Task prompt: Rewrite the records from their first line through the line containing "wet-adiabat-line [317,357,367,455]", both ends included, as a Markdown table with the columns Row and Line. Give each line its row number and omit blank lines.

Entries shown:
>> start
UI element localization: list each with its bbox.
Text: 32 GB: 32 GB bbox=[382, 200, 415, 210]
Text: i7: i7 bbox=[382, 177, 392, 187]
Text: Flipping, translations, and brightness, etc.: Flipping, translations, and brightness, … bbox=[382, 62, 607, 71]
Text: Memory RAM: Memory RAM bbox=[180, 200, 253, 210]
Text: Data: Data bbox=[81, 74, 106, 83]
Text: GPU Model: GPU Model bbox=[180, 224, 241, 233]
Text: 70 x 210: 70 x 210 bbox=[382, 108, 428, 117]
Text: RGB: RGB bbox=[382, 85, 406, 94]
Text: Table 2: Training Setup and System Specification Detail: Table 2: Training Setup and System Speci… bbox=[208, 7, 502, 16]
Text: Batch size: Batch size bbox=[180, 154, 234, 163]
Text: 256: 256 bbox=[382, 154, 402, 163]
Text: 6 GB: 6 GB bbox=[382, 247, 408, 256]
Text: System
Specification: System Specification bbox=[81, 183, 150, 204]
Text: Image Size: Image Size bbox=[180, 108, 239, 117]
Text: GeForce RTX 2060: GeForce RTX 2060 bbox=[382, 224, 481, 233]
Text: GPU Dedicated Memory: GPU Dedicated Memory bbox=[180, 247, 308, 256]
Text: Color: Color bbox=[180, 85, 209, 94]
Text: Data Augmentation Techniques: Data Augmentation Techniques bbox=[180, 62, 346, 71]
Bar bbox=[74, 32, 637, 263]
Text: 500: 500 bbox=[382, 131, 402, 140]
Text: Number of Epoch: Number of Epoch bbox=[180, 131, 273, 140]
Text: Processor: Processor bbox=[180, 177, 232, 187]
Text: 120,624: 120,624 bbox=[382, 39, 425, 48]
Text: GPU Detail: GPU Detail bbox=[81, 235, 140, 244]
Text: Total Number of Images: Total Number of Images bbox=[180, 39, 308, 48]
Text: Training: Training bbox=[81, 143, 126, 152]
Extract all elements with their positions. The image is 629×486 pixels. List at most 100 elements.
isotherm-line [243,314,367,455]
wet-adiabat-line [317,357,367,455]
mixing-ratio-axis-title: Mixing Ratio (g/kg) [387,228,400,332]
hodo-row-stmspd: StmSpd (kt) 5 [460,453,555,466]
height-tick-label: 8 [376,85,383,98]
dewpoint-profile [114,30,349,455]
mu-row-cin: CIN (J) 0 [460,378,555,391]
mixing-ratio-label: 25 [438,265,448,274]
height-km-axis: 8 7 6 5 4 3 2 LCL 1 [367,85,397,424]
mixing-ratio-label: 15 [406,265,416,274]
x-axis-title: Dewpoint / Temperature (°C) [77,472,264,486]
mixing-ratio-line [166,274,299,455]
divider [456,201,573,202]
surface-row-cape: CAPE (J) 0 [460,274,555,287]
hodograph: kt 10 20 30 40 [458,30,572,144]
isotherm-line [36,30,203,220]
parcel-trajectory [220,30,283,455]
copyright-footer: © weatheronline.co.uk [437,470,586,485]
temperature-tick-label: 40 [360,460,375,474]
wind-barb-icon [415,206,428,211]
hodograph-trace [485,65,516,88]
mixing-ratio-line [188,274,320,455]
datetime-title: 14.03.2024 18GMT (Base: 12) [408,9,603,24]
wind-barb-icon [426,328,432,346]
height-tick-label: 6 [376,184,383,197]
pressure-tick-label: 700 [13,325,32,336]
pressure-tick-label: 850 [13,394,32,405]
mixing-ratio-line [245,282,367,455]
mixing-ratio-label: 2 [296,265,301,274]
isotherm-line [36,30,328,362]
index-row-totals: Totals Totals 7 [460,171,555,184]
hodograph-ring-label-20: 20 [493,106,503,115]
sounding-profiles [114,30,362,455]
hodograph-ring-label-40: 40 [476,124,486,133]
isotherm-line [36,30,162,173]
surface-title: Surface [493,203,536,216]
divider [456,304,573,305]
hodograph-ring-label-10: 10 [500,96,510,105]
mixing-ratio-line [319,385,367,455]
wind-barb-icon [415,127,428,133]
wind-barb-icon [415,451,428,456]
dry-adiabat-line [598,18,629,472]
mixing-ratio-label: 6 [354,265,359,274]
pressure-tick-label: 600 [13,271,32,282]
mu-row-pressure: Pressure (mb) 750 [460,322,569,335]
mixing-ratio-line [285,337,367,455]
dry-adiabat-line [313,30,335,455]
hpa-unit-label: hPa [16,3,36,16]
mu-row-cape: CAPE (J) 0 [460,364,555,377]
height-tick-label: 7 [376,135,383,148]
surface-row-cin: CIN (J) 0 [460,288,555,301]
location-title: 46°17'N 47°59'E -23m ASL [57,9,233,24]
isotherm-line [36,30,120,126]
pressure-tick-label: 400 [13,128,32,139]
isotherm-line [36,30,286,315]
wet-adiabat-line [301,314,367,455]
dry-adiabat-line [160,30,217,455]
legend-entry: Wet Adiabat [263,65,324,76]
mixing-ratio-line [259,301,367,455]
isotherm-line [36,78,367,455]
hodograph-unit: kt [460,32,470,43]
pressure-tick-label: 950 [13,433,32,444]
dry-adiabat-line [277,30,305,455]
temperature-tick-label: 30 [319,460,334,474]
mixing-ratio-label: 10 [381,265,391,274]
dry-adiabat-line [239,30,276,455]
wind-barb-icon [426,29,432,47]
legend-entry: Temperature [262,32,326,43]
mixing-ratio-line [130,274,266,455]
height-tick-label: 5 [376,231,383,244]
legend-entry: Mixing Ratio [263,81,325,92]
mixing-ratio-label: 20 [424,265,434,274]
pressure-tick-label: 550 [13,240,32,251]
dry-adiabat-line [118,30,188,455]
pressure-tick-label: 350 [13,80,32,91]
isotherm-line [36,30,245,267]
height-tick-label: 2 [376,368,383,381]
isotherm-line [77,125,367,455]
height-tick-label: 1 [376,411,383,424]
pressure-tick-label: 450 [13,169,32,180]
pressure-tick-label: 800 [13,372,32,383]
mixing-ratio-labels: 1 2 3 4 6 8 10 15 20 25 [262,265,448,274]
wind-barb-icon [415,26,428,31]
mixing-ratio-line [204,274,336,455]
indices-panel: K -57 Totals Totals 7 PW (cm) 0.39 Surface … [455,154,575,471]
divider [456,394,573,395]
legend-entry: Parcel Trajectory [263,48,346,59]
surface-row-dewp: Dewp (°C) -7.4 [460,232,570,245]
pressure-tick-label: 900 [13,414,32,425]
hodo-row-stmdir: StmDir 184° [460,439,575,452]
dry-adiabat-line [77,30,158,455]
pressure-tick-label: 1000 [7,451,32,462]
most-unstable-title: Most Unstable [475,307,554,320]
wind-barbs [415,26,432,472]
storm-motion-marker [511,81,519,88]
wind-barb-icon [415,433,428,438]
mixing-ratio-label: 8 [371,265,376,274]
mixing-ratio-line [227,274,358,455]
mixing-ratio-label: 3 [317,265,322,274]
>> end
Written answer:
| Row | Line |
|---|---|
| 1 | UI element localization: list each with its bbox. |
| 2 | Text: 32 GB: 32 GB bbox=[382, 200, 415, 210] |
| 3 | Text: i7: i7 bbox=[382, 177, 392, 187] |
| 4 | Text: Flipping, translations, and brightness, etc.: Flipping, translations, and brightness, … bbox=[382, 62, 607, 71] |
| 5 | Text: Memory RAM: Memory RAM bbox=[180, 200, 253, 210] |
| 6 | Text: Data: Data bbox=[81, 74, 106, 83] |
| 7 | Text: GPU Model: GPU Model bbox=[180, 224, 241, 233] |
| 8 | Text: 70 x 210: 70 x 210 bbox=[382, 108, 428, 117] |
| 9 | Text: RGB: RGB bbox=[382, 85, 406, 94] |
| 10 | Text: Table 2: Training Setup and System Specification Detail: Table 2: Training Setup and System Speci… bbox=[208, 7, 502, 16] |
| 11 | Text: Batch size: Batch size bbox=[180, 154, 234, 163] |
| 12 | Text: 256: 256 bbox=[382, 154, 402, 163] |
| 13 | Text: 6 GB: 6 GB bbox=[382, 247, 408, 256] |
| 14 | Text: System |
| 15 | Specification: System Specification bbox=[81, 183, 150, 204] |
| 16 | Text: Image Size: Image Size bbox=[180, 108, 239, 117] |
| 17 | Text: GeForce RTX 2060: GeForce RTX 2060 bbox=[382, 224, 481, 233] |
| 18 | Text: GPU Dedicated Memory: GPU Dedicated Memory bbox=[180, 247, 308, 256] |
| 19 | Text: Color: Color bbox=[180, 85, 209, 94] |
| 20 | Text: Data Augmentation Techniques: Data Augmentation Techniques bbox=[180, 62, 346, 71] |
| 21 | Bar bbox=[74, 32, 637, 263] |
| 22 | Text: 500: 500 bbox=[382, 131, 402, 140] |
| 23 | Text: Number of Epoch: Number of Epoch bbox=[180, 131, 273, 140] |
| 24 | Text: Processor: Processor bbox=[180, 177, 232, 187] |
| 25 | Text: 120,624: 120,624 bbox=[382, 39, 425, 48] |
| 26 | Text: GPU Detail: GPU Detail bbox=[81, 235, 140, 244] |
| 27 | Text: Total Number of Images: Total Number of Images bbox=[180, 39, 308, 48] |
| 28 | Text: Training: Training bbox=[81, 143, 126, 152] |
| 29 | Extract all elements with their positions. The image is 629×486 pixels. List at most 100 elements. |
| 30 | isotherm-line [243,314,367,455] |
| 31 | wet-adiabat-line [317,357,367,455] |